** Start of Excerpted records **

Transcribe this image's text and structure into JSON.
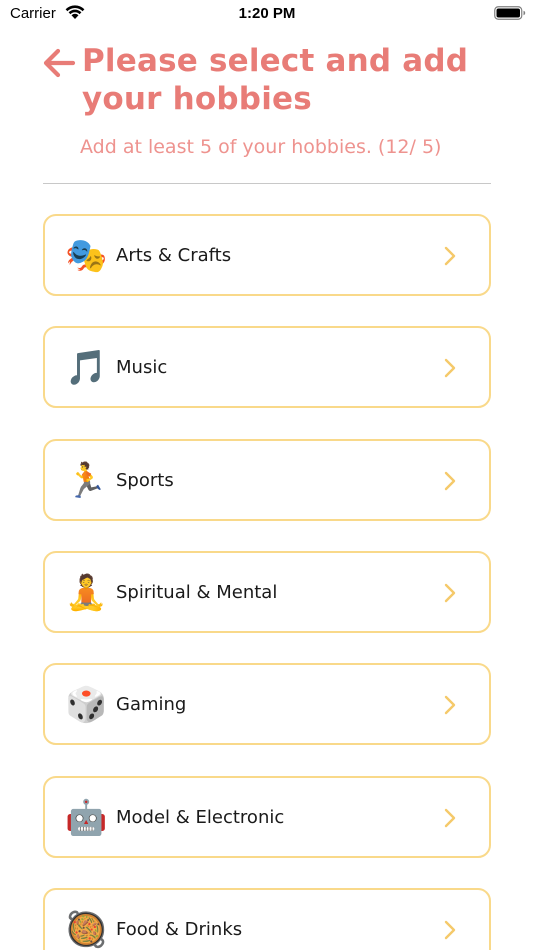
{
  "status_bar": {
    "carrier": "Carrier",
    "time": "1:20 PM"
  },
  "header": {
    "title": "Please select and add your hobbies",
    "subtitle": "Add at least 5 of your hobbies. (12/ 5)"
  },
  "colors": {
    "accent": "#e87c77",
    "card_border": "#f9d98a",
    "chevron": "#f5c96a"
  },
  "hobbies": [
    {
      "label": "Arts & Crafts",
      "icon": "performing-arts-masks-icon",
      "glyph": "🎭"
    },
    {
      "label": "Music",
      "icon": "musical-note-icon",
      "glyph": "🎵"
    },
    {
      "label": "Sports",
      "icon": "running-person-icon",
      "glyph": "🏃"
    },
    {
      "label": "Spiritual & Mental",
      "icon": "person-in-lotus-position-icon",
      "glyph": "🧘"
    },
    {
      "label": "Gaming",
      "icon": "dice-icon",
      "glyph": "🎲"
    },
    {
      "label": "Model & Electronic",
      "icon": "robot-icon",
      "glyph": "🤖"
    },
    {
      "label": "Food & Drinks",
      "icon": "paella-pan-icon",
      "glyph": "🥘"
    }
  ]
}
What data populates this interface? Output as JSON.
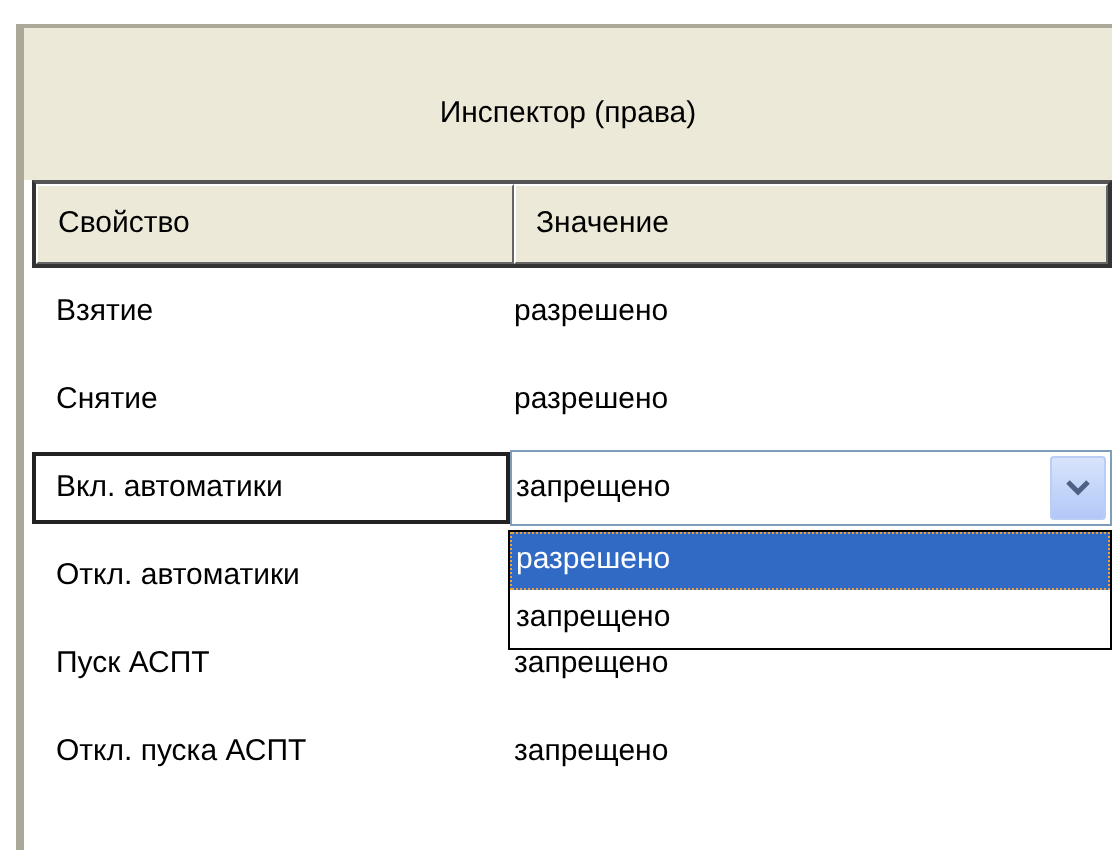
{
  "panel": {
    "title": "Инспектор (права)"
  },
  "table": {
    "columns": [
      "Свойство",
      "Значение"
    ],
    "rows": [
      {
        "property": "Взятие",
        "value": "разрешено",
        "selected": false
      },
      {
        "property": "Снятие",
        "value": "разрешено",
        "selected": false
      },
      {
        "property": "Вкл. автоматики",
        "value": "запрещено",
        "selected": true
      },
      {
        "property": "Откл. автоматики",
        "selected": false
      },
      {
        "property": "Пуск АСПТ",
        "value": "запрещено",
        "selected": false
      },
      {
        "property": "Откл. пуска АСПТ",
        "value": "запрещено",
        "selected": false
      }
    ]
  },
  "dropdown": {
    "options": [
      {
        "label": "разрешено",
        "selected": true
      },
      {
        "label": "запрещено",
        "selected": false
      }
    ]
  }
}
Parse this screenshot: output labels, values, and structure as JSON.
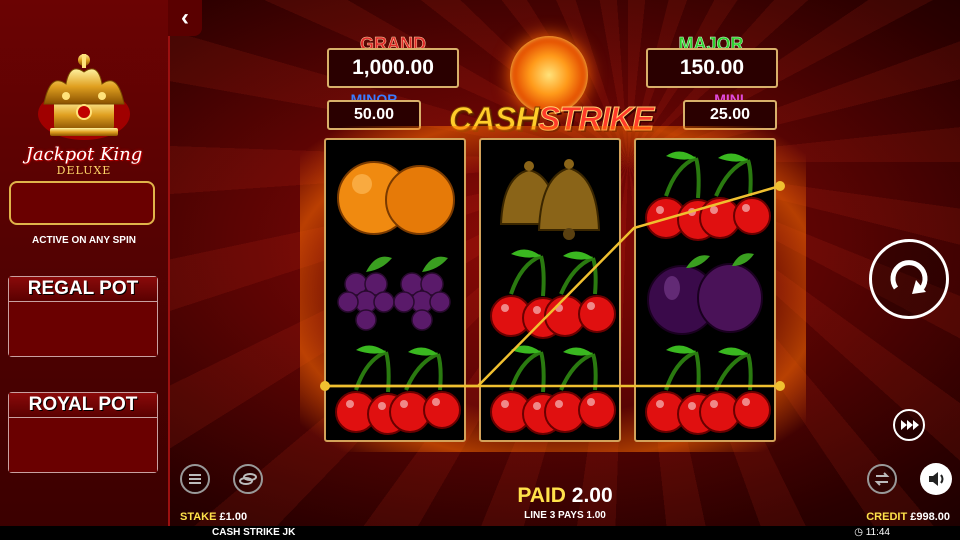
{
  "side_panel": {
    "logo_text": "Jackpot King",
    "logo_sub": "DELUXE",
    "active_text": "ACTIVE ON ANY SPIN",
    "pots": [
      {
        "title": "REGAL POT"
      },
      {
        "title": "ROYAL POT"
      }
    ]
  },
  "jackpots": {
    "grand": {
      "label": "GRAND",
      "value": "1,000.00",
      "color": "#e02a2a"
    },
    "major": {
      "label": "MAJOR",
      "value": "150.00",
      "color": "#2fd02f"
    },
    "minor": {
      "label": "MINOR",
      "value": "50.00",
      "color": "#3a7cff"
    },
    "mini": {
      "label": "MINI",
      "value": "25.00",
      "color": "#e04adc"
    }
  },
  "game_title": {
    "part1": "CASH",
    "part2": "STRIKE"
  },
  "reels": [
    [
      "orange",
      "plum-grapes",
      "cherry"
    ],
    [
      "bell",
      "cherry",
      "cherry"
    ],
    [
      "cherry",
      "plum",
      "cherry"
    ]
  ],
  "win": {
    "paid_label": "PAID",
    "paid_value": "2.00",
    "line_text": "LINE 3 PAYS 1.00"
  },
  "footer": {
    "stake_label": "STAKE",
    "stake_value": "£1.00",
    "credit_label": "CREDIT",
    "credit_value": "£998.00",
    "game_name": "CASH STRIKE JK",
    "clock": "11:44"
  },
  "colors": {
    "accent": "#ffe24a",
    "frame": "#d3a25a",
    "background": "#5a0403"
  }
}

** End of Excerpted records **
** Start of Excerpted records **

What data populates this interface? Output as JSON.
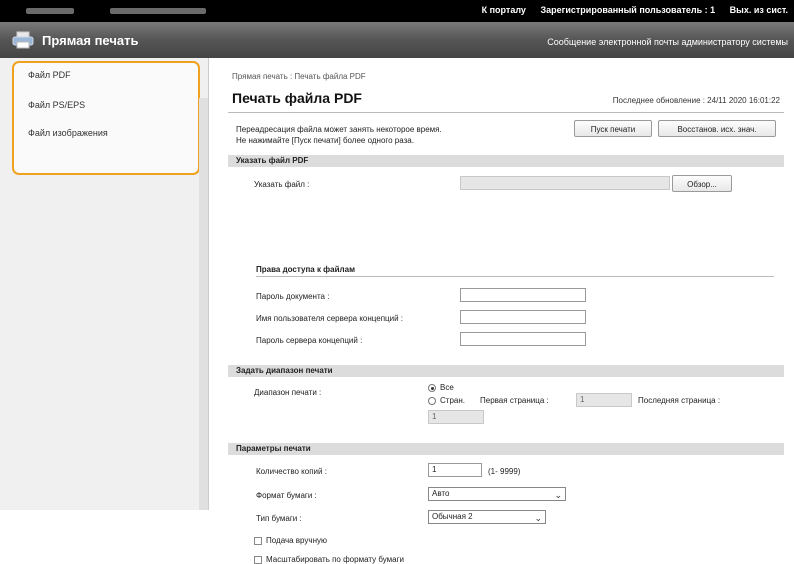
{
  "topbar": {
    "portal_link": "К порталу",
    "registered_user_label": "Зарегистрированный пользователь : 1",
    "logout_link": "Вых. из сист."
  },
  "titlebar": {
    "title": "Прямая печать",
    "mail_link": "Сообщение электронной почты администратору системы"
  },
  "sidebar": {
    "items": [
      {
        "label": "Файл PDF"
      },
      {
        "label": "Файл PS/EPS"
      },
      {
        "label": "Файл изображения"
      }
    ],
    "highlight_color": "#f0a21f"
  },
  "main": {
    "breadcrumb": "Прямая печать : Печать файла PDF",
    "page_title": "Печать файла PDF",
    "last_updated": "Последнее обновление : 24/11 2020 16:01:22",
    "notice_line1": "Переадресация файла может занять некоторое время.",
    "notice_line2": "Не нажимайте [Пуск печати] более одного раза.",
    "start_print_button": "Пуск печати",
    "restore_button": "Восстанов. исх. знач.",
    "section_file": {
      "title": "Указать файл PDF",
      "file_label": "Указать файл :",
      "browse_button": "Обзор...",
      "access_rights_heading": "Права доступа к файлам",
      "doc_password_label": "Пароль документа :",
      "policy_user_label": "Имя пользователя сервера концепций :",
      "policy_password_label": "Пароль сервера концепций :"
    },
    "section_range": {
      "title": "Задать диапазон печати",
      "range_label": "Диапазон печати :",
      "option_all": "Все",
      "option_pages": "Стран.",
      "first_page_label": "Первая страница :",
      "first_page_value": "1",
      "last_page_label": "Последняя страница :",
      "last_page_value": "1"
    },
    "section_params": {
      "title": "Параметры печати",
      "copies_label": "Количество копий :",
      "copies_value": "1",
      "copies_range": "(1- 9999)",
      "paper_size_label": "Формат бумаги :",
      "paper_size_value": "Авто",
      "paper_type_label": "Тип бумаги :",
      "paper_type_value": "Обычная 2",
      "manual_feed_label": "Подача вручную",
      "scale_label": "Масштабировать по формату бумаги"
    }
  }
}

** End of Excerpted records **

What this task involves
Using the records above, copy every line that has the word "hobbies" in it.

Answer to the problem
    "title": "Please select and add your hobbies",
    "subtitle": "Add at least 5 of your hobbies. (12/ 5)"
  "hobbies": [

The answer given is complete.